## Seitenauszug
╔══
Sehenswürdigkeiten und Timing:Da war doch was

Sehenswürdigkeiten und Timing: Das "Azure Window" von Malta ist Vergangenheit - auf Acaill dagegen kam ein Strand zurück.

Das "Azure Window" von Malta ist Vergangenheit - auf Acaill dagegen kam ein Strand zurück.

(Foto: zlikovec/Fotolia; Bearbeitung SZ(l); Reuters)

Ein Wahrzeichen stürzt ins Meer, anderswo taucht ein Strand unverhofft wieder auf: Sehenswürdigkeiten sind auch eine Frage des Timings. Wo Reisende gerade tapfer sein müssen - und wo das Warten ein Ende hat.

Von Irene Helmes

Wer rechnet auch mit so etwas. Ein Sandstrand, der vor Jahrzehnten vom Meer fortgeschwemmt wurde, ist eines Tages plötzlich wieder da. Umgekehrt steht seit Menschengedenken ein Wahrzeichen in der Landschaft, verziert Postkarten und Kühlschrankmagneten - und dann ist es einfach weg.

Beides so geschehen in diesem Frühling in Irland beziehungsweise Malta.

Auf der westirischen Insel Acaill hatten viele längst vergessen, dass bis zu einem verheerenden Sturm 1984 ein langer Sandstrand den Ort Dooagh schmückte. 2017 nun warf an Ostern eine Flutwelle so viel Sand zurück auf die nackten Felsen, dass sich Einwohner und Gäste seither über einen neuen und doch altbekannten Anblick freuen können. Auf der maltesischen Insel Gozo wiederum riss im März ein Unwetter das "Azure Window" unwiederbringlich in die Fluten. Dieses war spätestens als Kulisse von Game of Thrones weltberühmt. Übrig bleibt eine wunderschöne, aber ohne sein Vorzeige-Naturwunder plötzlich recht normale Felsküste.

Solche Streiche der Natur sind selten - regelmäßig überrascht werden Reisende trotzdem. Wenn an Ort und Stelle einiges anders aussieht als auf Fotos, dann meist aus ganz banalen Gründen. Dann verdeckt eine Bauplane die berühmte Kirche, ein Gerüst ruiniert das erhoffte Panorama oder schon die Zufahrt zum Gelände ist weiträumig abgesperrt.
╚══
## Aufgaben
1. Fasse im Artikel über Sehenswürdigkeiten und Timing den Absatz, der mit „Auf der westirischen Insel Acaill“ beginnt, als kurze Liste zusammen und behalte dabei die wichtigsten Fakten.
2. Gib aus dem Artikel über Sehenswürdigkeiten und Timing alles von "Sehenswürdigkeiten und Timing: Das" bis hinunter zu "es einfach weg." wortgetreu wieder.
3. Übersetze den Satz „Beides so geschehen in diesem Frühling in Irland beziehungsweise Malta.“ aus dem Artikel über Sehenswürdigkeiten und Timing ins Englische.

(Gespeicherte Dateneinträge)
╔══
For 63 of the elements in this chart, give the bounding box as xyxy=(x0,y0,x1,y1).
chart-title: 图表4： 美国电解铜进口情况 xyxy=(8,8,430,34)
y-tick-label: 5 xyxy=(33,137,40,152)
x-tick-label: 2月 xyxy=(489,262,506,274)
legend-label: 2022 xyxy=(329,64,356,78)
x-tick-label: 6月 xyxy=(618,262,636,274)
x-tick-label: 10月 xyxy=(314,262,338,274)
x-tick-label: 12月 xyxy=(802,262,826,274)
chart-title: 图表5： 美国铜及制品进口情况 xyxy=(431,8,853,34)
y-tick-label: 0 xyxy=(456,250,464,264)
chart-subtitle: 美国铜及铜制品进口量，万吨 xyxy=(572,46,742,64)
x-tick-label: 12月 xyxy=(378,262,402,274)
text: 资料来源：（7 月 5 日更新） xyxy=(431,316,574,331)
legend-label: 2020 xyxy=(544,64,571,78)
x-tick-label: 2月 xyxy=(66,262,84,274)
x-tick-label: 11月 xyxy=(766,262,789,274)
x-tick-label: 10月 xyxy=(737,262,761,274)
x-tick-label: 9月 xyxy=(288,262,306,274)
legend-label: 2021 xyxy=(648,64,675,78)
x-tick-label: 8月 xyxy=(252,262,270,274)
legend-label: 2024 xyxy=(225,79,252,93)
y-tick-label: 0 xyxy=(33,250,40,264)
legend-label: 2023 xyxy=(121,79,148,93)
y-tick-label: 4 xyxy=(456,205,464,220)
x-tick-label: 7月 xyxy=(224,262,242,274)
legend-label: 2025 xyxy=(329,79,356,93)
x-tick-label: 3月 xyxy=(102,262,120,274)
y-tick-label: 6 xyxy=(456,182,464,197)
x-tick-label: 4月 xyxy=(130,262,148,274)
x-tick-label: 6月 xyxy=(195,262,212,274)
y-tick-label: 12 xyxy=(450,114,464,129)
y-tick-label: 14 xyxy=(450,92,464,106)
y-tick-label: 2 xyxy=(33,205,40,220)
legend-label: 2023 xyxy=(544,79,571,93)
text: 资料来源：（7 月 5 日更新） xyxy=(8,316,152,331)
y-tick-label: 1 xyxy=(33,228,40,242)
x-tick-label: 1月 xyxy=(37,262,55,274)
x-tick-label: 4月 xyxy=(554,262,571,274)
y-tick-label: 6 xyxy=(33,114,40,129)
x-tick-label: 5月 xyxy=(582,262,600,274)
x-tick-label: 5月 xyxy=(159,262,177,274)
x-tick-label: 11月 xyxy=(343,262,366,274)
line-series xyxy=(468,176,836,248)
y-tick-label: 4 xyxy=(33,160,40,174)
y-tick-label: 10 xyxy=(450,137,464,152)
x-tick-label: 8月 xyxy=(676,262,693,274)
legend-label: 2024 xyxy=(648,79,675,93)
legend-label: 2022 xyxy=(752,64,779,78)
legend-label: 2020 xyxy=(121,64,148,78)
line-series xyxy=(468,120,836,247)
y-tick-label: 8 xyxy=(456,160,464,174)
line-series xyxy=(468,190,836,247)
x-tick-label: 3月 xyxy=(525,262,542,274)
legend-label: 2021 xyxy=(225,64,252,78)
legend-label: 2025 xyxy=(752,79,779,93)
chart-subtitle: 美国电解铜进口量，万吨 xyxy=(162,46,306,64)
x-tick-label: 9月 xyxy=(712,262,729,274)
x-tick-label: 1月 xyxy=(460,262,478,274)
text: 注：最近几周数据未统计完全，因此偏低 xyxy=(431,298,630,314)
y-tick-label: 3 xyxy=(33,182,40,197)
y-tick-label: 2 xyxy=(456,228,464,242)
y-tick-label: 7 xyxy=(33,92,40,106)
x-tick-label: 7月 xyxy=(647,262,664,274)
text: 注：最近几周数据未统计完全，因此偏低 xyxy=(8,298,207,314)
╚══
## Ergebnisse
1.
- Acaill (Westirland): Der Ort Dooagh hatte bis zu einem verheerenden Sturm 1984 einen langen Sandstrand, den viele längst vergessen hatten.
- An Ostern 2017 warf eine Flutwelle so viel Sand zurück auf die nackten Felsen, dass der Strand wieder da ist.
- Gozo (Malta): Im März riss ein Unwetter das "Azure Window" unwiederbringlich ins Meer.
- Das "Azure Window" war spätestens als Kulisse von Game of Thrones weltberühmt.
- Übrig bleibt eine wunderschöne, aber nun recht normale Felsküste.

2.
Sehenswürdigkeiten und Timing: Das "Azure Window" von Malta ist Vergangenheit - auf Acaill dagegen kam ein Strand zurück.

Das "Azure Window" von Malta ist Vergangenheit - auf Acaill dagegen kam ein Strand zurück.

(Foto: zlikovec/Fotolia; Bearbeitung SZ(l); Reuters)

Ein Wahrzeichen stürzt ins Meer, anderswo taucht ein Strand unverhofft wieder auf: Sehenswürdigkeiten sind auch eine Frage des Timings. Wo Reisende gerade tapfer sein müssen - und wo das Warten ein Ende hat.

Von Irene Helmes

Wer rechnet auch mit so etwas. Ein Sandstrand, der vor Jahrzehnten vom Meer fortgeschwemmt wurde, ist eines Tages plötzlich wieder da. Umgekehrt steht seit Menschengedenken ein Wahrzeichen in der Landschaft, verziert Postkarten und Kühlschrankmagneten - und dann ist es einfach weg.

3. Both happened this spring, in Ireland and Malta respectively.